══ Material provided ══

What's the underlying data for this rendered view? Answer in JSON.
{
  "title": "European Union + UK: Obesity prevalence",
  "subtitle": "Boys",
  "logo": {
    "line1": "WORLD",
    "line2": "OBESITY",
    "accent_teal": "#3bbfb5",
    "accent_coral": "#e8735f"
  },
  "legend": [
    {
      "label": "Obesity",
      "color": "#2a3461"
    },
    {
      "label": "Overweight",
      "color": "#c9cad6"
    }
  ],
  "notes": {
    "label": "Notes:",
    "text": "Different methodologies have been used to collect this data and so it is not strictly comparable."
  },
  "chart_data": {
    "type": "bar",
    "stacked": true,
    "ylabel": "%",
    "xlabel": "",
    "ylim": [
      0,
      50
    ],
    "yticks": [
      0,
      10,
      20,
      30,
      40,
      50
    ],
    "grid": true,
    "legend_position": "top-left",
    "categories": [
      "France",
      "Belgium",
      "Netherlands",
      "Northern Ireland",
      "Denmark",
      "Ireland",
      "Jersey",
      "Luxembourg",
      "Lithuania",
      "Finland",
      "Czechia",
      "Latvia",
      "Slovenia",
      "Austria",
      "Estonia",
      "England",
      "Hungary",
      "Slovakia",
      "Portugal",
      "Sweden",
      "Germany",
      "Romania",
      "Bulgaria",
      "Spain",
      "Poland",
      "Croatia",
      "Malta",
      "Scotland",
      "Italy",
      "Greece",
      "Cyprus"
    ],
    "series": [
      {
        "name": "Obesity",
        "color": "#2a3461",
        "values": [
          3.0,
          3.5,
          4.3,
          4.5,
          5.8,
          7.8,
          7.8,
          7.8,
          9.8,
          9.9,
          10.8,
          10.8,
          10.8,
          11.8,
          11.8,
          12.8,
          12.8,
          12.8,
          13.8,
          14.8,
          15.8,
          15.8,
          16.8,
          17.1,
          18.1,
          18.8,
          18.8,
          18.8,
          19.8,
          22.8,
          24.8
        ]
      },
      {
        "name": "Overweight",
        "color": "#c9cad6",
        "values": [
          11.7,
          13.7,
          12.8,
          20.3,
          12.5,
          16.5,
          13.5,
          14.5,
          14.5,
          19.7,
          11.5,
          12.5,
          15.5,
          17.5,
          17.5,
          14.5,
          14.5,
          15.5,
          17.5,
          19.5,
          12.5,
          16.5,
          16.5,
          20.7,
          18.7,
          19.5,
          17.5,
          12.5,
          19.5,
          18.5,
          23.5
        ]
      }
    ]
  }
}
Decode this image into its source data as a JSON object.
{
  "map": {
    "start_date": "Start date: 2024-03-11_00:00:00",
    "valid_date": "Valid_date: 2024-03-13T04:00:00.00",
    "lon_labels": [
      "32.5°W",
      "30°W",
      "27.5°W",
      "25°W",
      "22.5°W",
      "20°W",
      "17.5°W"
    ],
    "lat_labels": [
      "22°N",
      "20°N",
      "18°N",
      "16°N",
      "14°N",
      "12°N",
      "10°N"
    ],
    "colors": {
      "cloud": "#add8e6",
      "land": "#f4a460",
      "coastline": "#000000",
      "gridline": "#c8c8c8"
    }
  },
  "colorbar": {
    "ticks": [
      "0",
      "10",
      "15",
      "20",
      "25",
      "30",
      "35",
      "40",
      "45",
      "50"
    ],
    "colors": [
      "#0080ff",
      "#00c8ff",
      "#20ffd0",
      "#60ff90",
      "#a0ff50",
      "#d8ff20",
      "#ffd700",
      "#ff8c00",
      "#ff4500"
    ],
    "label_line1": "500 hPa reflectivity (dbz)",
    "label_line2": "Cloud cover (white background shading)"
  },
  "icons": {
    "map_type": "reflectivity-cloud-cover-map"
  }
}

═══

> _What to work on_
Every entry above needs to be quoted exactly.

> _Task response_
What's the underlying data for this rendered view? Answer in JSON.
{
  "title": "European Union + UK: Obesity prevalence",
  "subtitle": "Boys",
  "logo": {
    "line1": "WORLD",
    "line2": "OBESITY",
    "accent_teal": "#3bbfb5",
    "accent_coral": "#e8735f"
  },
  "legend": [
    {
      "label": "Obesity",
      "color": "#2a3461"
    },
    {
      "label": "Overweight",
      "color": "#c9cad6"
    }
  ],
  "notes": {
    "label": "Notes:",
    "text": "Different methodologies have been used to collect this data and so it is not strictly comparable."
  },
  "chart_data": {
    "type": "bar",
    "stacked": true,
    "ylabel": "%",
    "xlabel": "",
    "ylim": [
      0,
      50
    ],
    "yticks": [
      0,
      10,
      20,
      30,
      40,
      50
    ],
    "grid": true,
    "legend_position": "top-left",
    "categories": [
      "France",
      "Belgium",
      "Netherlands",
      "Northern Ireland",
      "Denmark",
      "Ireland",
      "Jersey",
      "Luxembourg",
      "Lithuania",
      "Finland",
      "Czechia",
      "Latvia",
      "Slovenia",
      "Austria",
      "Estonia",
      "England",
      "Hungary",
      "Slovakia",
      "Portugal",
      "Sweden",
      "Germany",
      "Romania",
      "Bulgaria",
      "Spain",
      "Poland",
      "Croatia",
      "Malta",
      "Scotland",
      "Italy",
      "Greece",
      "Cyprus"
    ],
    "series": [
      {
        "name": "Obesity",
        "color": "#2a3461",
        "values": [
          3.0,
          3.5,
          4.3,
          4.5,
          5.8,
          7.8,
          7.8,
          7.8,
          9.8,
          9.9,
          10.8,
          10.8,
          10.8,
          11.8,
          11.8,
          12.8,
          12.8,
          12.8,
          13.8,
          14.8,
          15.8,
          15.8,
          16.8,
          17.1,
          18.1,
          18.8,
          18.8,
          18.8,
          19.8,
          22.8,
          24.8
        ]
      },
      {
        "name": "Overweight",
        "color": "#c9cad6",
        "values": [
          11.7,
          13.7,
          12.8,
          20.3,
          12.5,
          16.5,
          13.5,
          14.5,
          14.5,
          19.7,
          11.5,
          12.5,
          15.5,
          17.5,
          17.5,
          14.5,
          14.5,
          15.5,
          17.5,
          19.5,
          12.5,
          16.5,
          16.5,
          20.7,
          18.7,
          19.5,
          17.5,
          12.5,
          19.5,
          18.5,
          23.5
        ]
      }
    ]
  }
}
Decode this image into its source data as a JSON object.
{
  "map": {
    "start_date": "Start date: 2024-03-11_00:00:00",
    "valid_date": "Valid_date: 2024-03-13T04:00:00.00",
    "lon_labels": [
      "32.5°W",
      "30°W",
      "27.5°W",
      "25°W",
      "22.5°W",
      "20°W",
      "17.5°W"
    ],
    "lat_labels": [
      "22°N",
      "20°N",
      "18°N",
      "16°N",
      "14°N",
      "12°N",
      "10°N"
    ],
    "colors": {
      "cloud": "#add8e6",
      "land": "#f4a460",
      "coastline": "#000000",
      "gridline": "#c8c8c8"
    }
  },
  "colorbar": {
    "ticks": [
      "0",
      "10",
      "15",
      "20",
      "25",
      "30",
      "35",
      "40",
      "45",
      "50"
    ],
    "colors": [
      "#0080ff",
      "#00c8ff",
      "#20ffd0",
      "#60ff90",
      "#a0ff50",
      "#d8ff20",
      "#ffd700",
      "#ff8c00",
      "#ff4500"
    ],
    "label_line1": "500 hPa reflectivity (dbz)",
    "label_line2": "Cloud cover (white background shading)"
  },
  "icons": {
    "map_type": "reflectivity-cloud-cover-map"
  }
}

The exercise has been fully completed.